→ **Challenge**
Copy all lines below containing "this".

-- -- --

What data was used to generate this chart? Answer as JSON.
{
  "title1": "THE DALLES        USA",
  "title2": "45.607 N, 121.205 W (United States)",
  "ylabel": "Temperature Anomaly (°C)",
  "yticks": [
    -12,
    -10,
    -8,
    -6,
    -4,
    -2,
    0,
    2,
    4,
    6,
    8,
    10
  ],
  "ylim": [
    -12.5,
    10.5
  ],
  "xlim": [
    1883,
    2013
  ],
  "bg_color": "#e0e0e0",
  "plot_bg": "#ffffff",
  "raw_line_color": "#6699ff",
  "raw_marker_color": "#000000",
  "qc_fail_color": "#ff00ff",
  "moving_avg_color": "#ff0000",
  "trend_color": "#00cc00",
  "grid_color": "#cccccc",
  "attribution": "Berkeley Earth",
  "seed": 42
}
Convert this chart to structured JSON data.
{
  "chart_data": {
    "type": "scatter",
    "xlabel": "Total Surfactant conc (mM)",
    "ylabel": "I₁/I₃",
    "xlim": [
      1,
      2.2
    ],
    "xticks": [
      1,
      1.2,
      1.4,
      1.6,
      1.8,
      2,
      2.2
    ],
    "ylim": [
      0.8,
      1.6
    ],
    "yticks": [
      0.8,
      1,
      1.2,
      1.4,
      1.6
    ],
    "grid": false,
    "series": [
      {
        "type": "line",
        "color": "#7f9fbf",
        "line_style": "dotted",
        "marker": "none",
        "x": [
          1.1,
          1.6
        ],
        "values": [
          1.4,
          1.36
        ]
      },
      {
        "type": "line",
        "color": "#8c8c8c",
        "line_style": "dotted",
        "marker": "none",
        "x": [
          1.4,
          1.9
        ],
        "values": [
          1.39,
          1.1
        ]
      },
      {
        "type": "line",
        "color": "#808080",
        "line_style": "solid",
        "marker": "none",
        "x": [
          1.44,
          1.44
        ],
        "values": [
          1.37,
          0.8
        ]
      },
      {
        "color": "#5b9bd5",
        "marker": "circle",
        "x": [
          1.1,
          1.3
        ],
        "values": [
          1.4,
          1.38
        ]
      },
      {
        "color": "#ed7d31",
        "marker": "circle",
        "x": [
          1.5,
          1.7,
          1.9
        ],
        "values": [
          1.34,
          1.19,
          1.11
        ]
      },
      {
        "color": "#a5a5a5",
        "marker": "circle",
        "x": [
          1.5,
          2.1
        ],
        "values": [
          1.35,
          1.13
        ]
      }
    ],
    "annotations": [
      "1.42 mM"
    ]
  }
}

-- -- --

→ **Expected output**
What data was used to generate this chart? Answer as JSON.
Convert this chart to structured JSON data.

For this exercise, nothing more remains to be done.